*** GIVEN DATA
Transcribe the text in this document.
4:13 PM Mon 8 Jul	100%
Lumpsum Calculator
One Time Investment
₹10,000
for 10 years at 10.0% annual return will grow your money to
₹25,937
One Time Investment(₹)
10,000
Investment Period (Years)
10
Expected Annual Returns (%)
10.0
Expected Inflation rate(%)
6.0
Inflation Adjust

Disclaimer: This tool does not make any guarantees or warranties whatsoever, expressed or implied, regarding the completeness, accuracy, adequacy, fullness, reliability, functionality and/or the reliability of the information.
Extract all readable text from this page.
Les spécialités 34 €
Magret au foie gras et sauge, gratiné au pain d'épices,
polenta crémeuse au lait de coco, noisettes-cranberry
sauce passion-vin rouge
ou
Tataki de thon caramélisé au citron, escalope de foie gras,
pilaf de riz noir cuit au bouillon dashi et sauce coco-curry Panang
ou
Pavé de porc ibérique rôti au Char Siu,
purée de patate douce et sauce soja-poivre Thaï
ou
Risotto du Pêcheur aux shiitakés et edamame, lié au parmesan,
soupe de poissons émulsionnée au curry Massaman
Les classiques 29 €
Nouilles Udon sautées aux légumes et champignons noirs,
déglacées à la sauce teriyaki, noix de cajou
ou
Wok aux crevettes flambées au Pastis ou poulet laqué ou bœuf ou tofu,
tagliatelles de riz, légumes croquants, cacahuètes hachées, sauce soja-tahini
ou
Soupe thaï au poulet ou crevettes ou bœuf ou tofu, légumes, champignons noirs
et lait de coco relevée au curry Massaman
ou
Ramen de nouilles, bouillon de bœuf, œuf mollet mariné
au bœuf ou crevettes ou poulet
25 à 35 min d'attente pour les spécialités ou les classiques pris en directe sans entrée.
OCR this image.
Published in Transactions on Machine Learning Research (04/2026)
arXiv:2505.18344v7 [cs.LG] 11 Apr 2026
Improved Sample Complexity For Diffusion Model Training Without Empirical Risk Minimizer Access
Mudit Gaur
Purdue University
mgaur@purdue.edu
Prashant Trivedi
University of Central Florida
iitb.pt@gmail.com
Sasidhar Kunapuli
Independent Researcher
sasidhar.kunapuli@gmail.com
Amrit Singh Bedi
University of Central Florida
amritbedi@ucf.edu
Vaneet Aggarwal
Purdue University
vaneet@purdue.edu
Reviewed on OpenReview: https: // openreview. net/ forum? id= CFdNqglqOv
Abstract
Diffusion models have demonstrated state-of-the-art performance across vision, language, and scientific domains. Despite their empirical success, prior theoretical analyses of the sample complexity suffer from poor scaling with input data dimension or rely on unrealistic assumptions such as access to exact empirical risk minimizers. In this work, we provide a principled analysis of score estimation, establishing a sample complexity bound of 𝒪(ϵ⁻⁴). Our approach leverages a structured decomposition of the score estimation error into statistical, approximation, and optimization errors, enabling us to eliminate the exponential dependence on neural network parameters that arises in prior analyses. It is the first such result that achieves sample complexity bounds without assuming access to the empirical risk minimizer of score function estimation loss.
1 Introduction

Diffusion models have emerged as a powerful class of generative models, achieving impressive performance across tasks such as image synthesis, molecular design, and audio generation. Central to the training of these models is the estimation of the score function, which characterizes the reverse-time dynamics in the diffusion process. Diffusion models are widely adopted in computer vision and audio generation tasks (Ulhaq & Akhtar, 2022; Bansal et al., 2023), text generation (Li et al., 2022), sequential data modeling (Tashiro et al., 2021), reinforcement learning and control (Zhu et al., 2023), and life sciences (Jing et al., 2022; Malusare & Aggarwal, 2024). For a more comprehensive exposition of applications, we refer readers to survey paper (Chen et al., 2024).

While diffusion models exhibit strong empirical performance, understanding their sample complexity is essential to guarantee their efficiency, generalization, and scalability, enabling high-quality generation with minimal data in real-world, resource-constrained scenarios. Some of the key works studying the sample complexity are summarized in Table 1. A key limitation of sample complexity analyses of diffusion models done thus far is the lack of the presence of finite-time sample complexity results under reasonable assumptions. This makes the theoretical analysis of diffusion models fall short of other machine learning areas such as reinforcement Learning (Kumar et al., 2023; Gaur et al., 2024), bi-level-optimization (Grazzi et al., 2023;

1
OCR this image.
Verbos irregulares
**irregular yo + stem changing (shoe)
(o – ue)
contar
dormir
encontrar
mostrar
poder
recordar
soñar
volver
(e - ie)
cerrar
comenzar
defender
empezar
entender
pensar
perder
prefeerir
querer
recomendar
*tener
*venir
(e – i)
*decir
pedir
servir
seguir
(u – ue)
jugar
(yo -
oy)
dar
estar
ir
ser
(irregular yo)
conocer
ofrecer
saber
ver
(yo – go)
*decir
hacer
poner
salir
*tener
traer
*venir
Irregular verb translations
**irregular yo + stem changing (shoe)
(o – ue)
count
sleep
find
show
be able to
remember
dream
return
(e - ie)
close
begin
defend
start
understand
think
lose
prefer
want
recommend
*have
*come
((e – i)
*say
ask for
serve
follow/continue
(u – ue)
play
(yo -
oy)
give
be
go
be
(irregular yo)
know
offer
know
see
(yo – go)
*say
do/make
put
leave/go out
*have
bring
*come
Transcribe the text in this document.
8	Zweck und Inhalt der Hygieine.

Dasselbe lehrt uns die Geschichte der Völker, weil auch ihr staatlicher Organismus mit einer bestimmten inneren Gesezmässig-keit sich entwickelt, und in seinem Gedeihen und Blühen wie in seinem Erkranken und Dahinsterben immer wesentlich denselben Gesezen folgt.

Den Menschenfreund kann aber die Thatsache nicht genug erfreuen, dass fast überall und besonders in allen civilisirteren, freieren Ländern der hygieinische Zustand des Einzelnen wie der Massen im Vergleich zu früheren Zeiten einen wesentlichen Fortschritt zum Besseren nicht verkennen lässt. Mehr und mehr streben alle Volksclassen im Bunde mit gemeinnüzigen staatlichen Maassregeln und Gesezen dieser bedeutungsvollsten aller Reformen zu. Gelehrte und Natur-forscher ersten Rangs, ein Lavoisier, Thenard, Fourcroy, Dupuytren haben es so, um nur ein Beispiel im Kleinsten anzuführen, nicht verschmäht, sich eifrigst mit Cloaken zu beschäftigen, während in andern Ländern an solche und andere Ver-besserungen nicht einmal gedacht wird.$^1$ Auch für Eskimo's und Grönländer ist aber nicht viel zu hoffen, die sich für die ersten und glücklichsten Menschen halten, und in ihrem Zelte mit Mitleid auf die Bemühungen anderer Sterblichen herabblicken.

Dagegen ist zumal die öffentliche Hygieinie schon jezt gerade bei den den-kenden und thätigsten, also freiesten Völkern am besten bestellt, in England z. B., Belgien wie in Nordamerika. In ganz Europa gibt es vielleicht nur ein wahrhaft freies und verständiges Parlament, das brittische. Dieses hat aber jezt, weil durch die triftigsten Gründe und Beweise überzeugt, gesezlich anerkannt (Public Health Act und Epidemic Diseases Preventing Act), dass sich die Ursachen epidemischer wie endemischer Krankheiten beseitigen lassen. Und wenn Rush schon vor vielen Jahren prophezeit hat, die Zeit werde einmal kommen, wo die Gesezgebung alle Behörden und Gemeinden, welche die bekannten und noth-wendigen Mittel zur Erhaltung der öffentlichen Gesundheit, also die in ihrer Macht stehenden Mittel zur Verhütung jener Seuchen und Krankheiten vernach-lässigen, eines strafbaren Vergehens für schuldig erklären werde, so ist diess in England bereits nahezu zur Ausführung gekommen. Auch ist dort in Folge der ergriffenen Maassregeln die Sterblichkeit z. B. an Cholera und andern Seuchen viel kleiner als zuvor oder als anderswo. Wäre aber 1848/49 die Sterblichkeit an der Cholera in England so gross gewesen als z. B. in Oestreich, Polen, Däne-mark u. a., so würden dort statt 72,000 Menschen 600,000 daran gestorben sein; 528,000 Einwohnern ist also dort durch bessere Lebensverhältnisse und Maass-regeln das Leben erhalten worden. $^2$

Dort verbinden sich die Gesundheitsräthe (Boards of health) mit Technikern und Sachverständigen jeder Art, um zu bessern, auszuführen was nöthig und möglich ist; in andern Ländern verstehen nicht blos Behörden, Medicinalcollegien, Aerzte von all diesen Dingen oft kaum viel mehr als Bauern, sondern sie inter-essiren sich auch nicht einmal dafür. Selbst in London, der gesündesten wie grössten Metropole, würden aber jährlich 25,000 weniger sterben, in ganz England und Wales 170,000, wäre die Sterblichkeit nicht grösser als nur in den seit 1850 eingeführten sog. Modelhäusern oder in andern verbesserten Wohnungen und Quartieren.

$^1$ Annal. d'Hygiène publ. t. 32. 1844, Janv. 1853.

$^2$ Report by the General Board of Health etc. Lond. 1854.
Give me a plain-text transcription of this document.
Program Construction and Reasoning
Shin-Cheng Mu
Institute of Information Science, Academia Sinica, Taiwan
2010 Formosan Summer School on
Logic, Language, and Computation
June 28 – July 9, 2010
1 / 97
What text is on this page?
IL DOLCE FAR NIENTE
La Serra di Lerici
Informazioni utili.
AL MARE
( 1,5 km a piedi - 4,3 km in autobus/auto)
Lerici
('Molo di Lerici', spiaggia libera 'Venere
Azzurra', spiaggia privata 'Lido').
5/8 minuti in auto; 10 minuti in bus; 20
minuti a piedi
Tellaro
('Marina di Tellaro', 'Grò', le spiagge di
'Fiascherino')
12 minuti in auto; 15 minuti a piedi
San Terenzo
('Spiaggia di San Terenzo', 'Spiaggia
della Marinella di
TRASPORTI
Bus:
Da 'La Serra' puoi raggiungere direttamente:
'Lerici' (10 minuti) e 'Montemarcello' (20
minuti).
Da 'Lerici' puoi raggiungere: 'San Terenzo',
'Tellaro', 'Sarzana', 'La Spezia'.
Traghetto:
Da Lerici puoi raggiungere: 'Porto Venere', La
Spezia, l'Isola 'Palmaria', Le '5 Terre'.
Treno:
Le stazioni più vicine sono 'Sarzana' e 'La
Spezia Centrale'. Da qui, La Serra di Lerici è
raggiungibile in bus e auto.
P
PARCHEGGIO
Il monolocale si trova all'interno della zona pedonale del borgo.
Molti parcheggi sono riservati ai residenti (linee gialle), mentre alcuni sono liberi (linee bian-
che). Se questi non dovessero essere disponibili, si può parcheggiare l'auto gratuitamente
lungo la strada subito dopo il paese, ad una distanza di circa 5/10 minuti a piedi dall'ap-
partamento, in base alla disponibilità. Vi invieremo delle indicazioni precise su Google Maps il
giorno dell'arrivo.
******
### YOUR INSTRUCTIONS
Filter the records above for lines containing the word "crevettes", and copy those lines.

### SOLUTION FOR THIS EXERCISE
Wok aux crevettes flambées au Pastis ou poulet laqué ou bœuf ou tofu,
Soupe thaï au poulet ou crevettes ou bœuf ou tofu, légumes, champignons noirs
au bœuf ou crevettes ou poulet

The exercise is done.